§ **GIVEN INSTRUCTION**: List each line of the data that holds the word "degrees".

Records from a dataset

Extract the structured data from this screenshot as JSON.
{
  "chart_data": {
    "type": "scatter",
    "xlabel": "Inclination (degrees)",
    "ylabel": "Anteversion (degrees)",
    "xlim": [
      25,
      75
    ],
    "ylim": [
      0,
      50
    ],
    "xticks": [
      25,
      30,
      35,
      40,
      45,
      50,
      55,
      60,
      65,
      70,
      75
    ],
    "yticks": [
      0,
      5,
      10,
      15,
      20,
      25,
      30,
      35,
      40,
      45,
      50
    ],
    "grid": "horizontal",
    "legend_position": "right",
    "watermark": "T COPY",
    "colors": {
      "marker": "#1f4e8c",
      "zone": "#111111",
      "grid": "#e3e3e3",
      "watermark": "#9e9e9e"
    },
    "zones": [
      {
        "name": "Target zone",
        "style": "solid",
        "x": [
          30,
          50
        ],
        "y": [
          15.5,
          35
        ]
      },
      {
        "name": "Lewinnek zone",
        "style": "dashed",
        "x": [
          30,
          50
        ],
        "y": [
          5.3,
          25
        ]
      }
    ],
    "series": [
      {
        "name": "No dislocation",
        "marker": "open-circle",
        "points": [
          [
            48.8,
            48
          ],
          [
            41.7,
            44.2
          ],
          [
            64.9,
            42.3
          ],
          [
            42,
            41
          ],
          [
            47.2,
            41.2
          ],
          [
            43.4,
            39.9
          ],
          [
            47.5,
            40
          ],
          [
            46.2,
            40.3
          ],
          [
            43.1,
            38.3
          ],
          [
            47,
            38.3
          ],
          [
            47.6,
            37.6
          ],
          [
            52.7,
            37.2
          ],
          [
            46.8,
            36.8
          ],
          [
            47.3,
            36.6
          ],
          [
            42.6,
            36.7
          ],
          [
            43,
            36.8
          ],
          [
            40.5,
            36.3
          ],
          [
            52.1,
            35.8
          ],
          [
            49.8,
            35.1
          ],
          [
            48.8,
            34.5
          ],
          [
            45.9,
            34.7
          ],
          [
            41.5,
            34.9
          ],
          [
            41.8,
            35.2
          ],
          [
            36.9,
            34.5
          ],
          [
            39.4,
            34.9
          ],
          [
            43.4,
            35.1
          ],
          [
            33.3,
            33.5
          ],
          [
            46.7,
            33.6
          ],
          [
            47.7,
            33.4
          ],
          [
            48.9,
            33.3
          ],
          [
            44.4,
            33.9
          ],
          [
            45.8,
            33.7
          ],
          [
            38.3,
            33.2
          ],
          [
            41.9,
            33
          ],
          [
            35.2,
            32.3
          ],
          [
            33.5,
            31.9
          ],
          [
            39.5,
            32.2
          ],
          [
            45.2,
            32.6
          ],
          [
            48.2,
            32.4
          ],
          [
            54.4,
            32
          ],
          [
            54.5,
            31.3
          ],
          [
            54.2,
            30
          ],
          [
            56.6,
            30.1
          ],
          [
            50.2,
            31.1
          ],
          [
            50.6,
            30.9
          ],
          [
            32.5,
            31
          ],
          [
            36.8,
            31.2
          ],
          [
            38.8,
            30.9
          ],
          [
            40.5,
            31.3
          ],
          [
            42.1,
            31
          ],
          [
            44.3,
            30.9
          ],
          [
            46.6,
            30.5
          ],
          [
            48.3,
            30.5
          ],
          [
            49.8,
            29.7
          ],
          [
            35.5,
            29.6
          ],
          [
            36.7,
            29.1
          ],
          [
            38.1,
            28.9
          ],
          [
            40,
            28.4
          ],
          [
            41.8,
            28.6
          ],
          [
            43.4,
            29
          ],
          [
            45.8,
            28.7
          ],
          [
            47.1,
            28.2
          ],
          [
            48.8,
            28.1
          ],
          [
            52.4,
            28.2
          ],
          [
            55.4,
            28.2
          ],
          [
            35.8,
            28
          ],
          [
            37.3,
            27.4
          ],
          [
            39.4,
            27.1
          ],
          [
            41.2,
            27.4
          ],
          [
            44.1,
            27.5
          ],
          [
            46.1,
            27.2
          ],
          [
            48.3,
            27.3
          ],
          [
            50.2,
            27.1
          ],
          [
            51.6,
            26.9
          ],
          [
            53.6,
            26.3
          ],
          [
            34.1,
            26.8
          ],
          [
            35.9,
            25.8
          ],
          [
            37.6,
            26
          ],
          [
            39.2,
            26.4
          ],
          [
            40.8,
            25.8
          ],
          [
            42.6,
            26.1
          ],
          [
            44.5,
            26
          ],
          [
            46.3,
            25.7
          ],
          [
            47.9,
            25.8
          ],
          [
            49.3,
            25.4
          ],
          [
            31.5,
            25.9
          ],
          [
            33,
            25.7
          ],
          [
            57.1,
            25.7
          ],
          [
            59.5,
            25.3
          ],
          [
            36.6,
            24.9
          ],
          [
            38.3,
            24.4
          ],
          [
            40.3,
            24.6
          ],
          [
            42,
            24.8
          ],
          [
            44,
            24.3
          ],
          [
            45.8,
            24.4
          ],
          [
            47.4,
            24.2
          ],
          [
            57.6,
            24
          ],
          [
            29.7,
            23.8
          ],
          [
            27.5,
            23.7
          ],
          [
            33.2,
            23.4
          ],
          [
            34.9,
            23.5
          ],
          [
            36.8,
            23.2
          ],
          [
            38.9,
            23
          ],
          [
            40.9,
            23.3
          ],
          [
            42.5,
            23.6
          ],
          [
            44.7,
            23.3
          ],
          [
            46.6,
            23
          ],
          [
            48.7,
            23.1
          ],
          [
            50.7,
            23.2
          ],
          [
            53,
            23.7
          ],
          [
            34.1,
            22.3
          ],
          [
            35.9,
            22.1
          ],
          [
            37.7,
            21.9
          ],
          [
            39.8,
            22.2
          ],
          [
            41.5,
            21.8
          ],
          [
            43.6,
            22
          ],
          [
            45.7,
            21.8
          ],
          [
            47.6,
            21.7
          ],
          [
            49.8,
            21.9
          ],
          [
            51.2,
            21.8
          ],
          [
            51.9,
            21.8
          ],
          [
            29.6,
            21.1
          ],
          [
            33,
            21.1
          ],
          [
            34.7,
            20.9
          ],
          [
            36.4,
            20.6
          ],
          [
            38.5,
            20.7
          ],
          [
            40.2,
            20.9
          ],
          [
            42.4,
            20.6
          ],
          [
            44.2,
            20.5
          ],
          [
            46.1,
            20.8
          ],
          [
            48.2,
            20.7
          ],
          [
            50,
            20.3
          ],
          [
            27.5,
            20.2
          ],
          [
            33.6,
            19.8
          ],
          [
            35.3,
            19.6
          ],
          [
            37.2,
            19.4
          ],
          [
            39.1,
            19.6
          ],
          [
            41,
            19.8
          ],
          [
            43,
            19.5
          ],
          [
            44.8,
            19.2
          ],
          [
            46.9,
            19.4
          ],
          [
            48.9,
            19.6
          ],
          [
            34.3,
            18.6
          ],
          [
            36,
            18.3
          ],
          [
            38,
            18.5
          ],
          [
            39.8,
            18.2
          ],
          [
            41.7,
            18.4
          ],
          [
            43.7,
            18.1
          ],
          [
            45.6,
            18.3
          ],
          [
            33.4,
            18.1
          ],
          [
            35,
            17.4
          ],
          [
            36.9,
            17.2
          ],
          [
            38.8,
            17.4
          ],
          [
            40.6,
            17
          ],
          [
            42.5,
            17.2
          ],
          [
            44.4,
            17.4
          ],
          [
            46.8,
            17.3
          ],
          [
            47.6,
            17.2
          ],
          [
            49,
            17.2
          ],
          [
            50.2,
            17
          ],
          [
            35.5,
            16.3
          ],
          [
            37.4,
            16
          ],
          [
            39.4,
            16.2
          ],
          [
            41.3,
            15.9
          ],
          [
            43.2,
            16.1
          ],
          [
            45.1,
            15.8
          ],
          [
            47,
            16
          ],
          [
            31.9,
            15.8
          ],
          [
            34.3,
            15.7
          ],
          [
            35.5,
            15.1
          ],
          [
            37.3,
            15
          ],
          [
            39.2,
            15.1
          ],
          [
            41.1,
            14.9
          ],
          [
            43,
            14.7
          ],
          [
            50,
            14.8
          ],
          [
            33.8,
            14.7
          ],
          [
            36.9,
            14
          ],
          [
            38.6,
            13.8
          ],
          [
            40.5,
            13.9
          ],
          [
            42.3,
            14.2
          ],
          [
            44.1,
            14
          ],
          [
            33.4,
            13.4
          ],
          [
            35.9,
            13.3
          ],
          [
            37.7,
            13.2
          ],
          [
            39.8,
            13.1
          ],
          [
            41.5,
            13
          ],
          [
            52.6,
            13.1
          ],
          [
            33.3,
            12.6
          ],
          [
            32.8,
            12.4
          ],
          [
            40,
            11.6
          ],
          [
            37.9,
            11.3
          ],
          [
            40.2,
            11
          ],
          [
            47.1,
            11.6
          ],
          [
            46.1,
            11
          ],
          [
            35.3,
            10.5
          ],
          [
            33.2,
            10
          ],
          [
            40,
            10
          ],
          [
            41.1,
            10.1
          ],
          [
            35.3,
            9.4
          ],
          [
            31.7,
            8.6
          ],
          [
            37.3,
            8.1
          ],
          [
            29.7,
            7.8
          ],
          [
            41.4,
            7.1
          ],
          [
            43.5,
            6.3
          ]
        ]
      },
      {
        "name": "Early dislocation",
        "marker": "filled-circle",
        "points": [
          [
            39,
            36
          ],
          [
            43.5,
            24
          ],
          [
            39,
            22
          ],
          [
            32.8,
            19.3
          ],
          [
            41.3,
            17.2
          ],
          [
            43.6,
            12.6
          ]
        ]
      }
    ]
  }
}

§ **RESULT**:
    "xlabel": "Inclination (degrees)",
    "ylabel": "Anteversion (degrees)",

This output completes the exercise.